# TASK DESCRIPTION:
Sort through the data and copy the lines holding the word "icon".

[Stored data entries]

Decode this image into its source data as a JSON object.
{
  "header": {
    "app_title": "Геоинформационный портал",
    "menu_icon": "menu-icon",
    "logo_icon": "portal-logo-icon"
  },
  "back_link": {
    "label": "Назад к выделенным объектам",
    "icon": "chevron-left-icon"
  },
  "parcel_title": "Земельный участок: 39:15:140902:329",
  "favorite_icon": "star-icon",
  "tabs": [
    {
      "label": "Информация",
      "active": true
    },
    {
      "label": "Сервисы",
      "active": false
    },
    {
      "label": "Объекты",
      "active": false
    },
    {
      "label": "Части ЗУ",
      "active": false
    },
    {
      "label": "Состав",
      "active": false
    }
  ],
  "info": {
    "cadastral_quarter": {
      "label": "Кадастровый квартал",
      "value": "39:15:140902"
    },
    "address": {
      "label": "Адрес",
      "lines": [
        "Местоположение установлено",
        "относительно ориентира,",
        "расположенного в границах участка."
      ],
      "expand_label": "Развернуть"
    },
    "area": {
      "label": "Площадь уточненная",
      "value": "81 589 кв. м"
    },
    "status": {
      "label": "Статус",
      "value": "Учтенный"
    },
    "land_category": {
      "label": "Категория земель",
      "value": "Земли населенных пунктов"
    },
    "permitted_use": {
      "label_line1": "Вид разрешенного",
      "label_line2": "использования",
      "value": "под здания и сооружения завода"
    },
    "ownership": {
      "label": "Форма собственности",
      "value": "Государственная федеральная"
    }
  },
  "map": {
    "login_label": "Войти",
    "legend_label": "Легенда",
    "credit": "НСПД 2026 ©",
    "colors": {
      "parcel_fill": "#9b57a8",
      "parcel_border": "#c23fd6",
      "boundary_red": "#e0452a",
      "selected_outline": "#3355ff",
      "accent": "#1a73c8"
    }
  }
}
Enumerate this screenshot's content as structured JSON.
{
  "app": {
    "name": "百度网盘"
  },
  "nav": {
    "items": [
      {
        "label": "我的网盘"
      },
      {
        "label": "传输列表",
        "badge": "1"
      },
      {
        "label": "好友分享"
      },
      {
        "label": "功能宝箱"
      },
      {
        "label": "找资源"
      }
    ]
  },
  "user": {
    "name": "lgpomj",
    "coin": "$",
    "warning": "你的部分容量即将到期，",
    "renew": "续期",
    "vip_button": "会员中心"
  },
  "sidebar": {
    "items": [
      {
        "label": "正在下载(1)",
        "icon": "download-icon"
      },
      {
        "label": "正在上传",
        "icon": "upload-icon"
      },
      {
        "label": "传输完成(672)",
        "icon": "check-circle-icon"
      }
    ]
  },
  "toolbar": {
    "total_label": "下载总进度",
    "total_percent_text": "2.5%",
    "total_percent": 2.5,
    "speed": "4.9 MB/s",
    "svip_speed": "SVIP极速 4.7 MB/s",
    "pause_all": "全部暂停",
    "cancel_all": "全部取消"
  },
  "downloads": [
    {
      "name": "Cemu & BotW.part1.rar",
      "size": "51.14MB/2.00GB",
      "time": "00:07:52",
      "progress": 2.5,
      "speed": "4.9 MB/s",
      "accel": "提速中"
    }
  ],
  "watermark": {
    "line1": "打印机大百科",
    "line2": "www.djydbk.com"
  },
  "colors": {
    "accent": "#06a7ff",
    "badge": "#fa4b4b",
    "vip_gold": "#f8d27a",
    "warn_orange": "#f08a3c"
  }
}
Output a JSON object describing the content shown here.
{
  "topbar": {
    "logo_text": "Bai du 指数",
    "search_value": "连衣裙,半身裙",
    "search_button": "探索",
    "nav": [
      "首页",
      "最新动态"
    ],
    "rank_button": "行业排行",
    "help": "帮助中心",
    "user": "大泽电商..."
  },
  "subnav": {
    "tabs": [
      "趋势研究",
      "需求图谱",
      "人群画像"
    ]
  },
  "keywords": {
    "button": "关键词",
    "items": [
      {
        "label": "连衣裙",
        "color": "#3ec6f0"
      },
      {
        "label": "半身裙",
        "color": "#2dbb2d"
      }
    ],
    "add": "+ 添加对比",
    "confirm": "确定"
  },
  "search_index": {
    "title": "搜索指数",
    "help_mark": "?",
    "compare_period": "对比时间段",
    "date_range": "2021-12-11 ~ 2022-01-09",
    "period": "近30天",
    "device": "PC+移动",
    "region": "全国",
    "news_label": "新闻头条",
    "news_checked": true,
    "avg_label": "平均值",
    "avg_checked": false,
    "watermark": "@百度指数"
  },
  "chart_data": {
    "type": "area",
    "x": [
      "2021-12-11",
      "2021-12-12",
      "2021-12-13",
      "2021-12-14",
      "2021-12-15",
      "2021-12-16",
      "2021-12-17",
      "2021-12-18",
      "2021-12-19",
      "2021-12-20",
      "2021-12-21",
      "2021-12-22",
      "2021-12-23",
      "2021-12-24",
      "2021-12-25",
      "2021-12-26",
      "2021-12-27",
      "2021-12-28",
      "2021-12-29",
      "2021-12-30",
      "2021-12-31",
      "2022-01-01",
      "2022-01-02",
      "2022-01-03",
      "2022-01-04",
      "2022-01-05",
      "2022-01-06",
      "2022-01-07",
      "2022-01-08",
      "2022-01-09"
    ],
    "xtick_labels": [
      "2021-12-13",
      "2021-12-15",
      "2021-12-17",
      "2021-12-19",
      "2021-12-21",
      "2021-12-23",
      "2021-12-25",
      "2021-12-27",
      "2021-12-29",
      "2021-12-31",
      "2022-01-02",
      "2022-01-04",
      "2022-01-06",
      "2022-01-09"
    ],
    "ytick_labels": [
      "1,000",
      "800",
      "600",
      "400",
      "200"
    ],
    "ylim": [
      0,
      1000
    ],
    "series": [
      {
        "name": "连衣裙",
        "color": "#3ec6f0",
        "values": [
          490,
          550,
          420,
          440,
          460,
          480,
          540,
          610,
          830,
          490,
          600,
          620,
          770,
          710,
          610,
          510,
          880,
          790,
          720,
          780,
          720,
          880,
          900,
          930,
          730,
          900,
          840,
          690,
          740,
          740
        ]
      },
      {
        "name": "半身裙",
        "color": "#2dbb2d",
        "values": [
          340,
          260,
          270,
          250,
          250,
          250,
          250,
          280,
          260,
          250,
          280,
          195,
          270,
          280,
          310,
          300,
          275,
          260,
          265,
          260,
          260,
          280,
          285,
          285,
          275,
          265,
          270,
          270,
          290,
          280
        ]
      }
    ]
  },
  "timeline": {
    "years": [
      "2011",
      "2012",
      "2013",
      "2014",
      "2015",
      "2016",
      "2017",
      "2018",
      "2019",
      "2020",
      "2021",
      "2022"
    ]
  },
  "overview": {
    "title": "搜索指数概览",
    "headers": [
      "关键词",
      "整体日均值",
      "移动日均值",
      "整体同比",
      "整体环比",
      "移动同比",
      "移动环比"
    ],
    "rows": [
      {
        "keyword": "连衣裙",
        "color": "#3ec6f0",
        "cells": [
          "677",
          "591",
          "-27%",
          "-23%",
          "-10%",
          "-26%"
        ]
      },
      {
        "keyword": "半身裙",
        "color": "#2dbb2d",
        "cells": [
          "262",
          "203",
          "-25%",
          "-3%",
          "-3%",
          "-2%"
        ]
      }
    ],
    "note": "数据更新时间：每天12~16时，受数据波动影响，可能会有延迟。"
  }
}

# EXERCISE SOLUTION:
    "menu_icon": "menu-icon",
    "logo_icon": "portal-logo-icon"
    "icon": "chevron-left-icon"
  "favorite_icon": "star-icon",
        "icon": "download-icon"
        "icon": "upload-icon"
        "icon": "check-circle-icon"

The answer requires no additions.